YOUR OBJECTIVE ▸
Output every entry exactly as written.

RECORDS FOR THIS EXERCISE ▸

+ + + + +

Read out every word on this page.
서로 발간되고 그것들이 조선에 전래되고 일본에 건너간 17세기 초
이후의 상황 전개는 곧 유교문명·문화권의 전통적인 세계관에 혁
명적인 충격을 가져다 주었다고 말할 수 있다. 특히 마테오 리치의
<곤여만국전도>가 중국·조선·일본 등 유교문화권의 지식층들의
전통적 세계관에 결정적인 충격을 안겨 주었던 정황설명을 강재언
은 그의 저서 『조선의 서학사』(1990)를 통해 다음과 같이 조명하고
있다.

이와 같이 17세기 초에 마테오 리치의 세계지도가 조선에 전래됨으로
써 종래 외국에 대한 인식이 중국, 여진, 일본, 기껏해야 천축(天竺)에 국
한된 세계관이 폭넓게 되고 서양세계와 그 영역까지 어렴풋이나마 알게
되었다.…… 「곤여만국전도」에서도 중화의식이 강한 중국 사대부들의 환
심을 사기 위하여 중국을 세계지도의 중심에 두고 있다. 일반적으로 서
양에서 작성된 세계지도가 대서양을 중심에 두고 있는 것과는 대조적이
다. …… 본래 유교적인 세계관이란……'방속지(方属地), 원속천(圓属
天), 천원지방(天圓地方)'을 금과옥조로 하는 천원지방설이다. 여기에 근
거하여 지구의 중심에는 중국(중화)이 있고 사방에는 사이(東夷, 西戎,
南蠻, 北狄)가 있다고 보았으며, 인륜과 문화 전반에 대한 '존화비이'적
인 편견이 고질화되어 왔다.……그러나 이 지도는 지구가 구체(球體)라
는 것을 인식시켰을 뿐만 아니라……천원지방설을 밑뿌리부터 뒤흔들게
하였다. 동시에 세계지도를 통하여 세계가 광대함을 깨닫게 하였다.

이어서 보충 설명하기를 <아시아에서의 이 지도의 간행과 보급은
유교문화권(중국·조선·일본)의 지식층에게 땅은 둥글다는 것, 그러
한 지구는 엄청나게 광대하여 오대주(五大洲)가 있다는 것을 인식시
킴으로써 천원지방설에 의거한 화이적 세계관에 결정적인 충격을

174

+ + + + +

SOLUTION FOR THIS EXERCISE ▸
Read out every word on this page.
서로 발간되고 그것들이 조선에 전래되고 일본에 건너간 17세기 초
이후의 상황 전개는 곧 유교문명·문화권의 전통적인 세계관에 혁
명적인 충격을 가져다 주었다고 말할 수 있다. 특히 마테오 리치의
<곤여만국전도>가 중국·조선·일본 등 유교문화권의 지식층들의
전통적 세계관에 결정적인 충격을 안겨 주었던 정황설명을 강재언
은 그의 저서 『조선의 서학사』(1990)를 통해 다음과 같이 조명하고
있다.

이와 같이 17세기 초에 마테오 리치의 세계지도가 조선에 전래됨으로
써 종래 외국에 대한 인식이 중국, 여진, 일본, 기껏해야 천축(天竺)에 국
한된 세계관이 폭넓게 되고 서양세계와 그 영역까지 어렴풋이나마 알게
되었다.…… 「곤여만국전도」에서도 중화의식이 강한 중국 사대부들의 환
심을 사기 위하여 중국을 세계지도의 중심에 두고 있다. 일반적으로 서
양에서 작성된 세계지도가 대서양을 중심에 두고 있는 것과는 대조적이
다. …… 본래 유교적인 세계관이란……'방속지(方属地), 원속천(圓属
天), 천원지방(天圓地方)'을 금과옥조로 하는 천원지방설이다. 여기에 근
거하여 지구의 중심에는 중국(중화)이 있고 사방에는 사이(東夷, 西戎,
南蠻, 北狄)가 있다고 보았으며, 인륜과 문화 전반에 대한 '존화비이'적
인 편견이 고질화되어 왔다.……그러나 이 지도는 지구가 구체(球體)라
는 것을 인식시켰을 뿐만 아니라……천원지방설을 밑뿌리부터 뒤흔들게
하였다. 동시에 세계지도를 통하여 세계가 광대함을 깨닫게 하였다.

이어서 보충 설명하기를 <아시아에서의 이 지도의 간행과 보급은
유교문화권(중국·조선·일본)의 지식층에게 땅은 둥글다는 것, 그러
한 지구는 엄청나게 광대하여 오대주(五大洲)가 있다는 것을 인식시
킴으로써 천원지방설에 의거한 화이적 세계관에 결정적인 충격을

174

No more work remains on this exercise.